Word for word, retype every entry in the listing.

Data in this exercise:
* * * * *

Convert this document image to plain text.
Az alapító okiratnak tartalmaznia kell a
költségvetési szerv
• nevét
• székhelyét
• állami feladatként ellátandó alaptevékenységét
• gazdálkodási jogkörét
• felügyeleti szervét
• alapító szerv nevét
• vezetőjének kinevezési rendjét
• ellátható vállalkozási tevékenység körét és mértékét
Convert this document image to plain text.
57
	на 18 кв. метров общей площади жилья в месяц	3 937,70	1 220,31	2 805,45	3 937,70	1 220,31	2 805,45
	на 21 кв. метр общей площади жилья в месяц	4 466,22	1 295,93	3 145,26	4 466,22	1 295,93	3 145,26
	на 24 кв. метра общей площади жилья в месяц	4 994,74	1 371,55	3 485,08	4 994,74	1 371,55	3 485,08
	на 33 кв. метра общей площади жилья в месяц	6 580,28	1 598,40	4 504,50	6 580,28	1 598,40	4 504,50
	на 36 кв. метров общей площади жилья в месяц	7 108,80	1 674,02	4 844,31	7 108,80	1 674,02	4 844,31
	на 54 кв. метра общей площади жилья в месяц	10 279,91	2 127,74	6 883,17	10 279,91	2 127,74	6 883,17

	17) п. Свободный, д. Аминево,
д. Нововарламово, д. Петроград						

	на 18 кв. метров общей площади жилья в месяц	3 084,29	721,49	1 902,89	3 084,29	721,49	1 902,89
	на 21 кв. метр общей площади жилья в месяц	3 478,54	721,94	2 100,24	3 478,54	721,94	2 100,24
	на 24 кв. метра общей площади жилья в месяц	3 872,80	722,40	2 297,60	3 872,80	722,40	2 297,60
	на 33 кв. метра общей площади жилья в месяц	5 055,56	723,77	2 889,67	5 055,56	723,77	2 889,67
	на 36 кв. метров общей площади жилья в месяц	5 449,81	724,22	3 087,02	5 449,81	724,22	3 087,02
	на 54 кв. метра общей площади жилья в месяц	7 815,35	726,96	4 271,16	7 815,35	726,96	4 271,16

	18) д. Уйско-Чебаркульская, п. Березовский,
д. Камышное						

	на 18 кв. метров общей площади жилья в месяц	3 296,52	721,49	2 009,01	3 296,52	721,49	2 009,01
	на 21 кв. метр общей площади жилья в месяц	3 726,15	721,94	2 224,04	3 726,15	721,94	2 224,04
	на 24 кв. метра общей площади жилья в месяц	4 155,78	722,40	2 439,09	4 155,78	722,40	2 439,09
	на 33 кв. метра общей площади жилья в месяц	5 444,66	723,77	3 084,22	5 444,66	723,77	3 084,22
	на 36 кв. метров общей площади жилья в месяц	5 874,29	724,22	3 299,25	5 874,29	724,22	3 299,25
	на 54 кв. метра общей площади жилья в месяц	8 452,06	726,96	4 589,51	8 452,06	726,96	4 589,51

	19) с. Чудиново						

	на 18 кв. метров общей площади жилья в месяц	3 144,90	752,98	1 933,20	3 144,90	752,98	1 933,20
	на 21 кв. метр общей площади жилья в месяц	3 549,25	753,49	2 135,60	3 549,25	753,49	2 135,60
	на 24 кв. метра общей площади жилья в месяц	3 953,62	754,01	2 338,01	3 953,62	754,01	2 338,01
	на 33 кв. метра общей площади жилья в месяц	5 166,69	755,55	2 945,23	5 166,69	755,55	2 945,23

* * * * *

Solution for this task:
Convert this document image to plain text.
Az alapító okiratnak tartalmaznia kell a
költségvetési szerv
• nevét
• székhelyét
• állami feladatként ellátandó alaptevékenységét
• gazdálkodási jogkörét
• felügyeleti szervét
• alapító szerv nevét
• vezetőjének kinevezési rendjét
• ellátható vállalkozási tevékenység körét és mértékét
Convert this document image to plain text.
57
	на 18 кв. метров общей площади жилья в месяц	3 937,70	1 220,31	2 805,45	3 937,70	1 220,31	2 805,45
	на 21 кв. метр общей площади жилья в месяц	4 466,22	1 295,93	3 145,26	4 466,22	1 295,93	3 145,26
	на 24 кв. метра общей площади жилья в месяц	4 994,74	1 371,55	3 485,08	4 994,74	1 371,55	3 485,08
	на 33 кв. метра общей площади жилья в месяц	6 580,28	1 598,40	4 504,50	6 580,28	1 598,40	4 504,50
	на 36 кв. метров общей площади жилья в месяц	7 108,80	1 674,02	4 844,31	7 108,80	1 674,02	4 844,31
	на 54 кв. метра общей площади жилья в месяц	10 279,91	2 127,74	6 883,17	10 279,91	2 127,74	6 883,17

	17) п. Свободный, д. Аминево,
д. Нововарламово, д. Петроград						

	на 18 кв. метров общей площади жилья в месяц	3 084,29	721,49	1 902,89	3 084,29	721,49	1 902,89
	на 21 кв. метр общей площади жилья в месяц	3 478,54	721,94	2 100,24	3 478,54	721,94	2 100,24
	на 24 кв. метра общей площади жилья в месяц	3 872,80	722,40	2 297,60	3 872,80	722,40	2 297,60
	на 33 кв. метра общей площади жилья в месяц	5 055,56	723,77	2 889,67	5 055,56	723,77	2 889,67
	на 36 кв. метров общей площади жилья в месяц	5 449,81	724,22	3 087,02	5 449,81	724,22	3 087,02
	на 54 кв. метра общей площади жилья в месяц	7 815,35	726,96	4 271,16	7 815,35	726,96	4 271,16

	18) д. Уйско-Чебаркульская, п. Березовский,
д. Камышное						

	на 18 кв. метров общей площади жилья в месяц	3 296,52	721,49	2 009,01	3 296,52	721,49	2 009,01
	на 21 кв. метр общей площади жилья в месяц	3 726,15	721,94	2 224,04	3 726,15	721,94	2 224,04
	на 24 кв. метра общей площади жилья в месяц	4 155,78	722,40	2 439,09	4 155,78	722,40	2 439,09
	на 33 кв. метра общей площади жилья в месяц	5 444,66	723,77	3 084,22	5 444,66	723,77	3 084,22
	на 36 кв. метров общей площади жилья в месяц	5 874,29	724,22	3 299,25	5 874,29	724,22	3 299,25
	на 54 кв. метра общей площади жилья в месяц	8 452,06	726,96	4 589,51	8 452,06	726,96	4 589,51

	19) с. Чудиново						

	на 18 кв. метров общей площади жилья в месяц	3 144,90	752,98	1 933,20	3 144,90	752,98	1 933,20
	на 21 кв. метр общей площади жилья в месяц	3 549,25	753,49	2 135,60	3 549,25	753,49	2 135,60
	на 24 кв. метра общей площади жилья в месяц	3 953,62	754,01	2 338,01	3 953,62	754,01	2 338,01
	на 33 кв. метра общей площади жилья в месяц	5 166,69	755,55	2 945,23	5 166,69	755,55	2 945,23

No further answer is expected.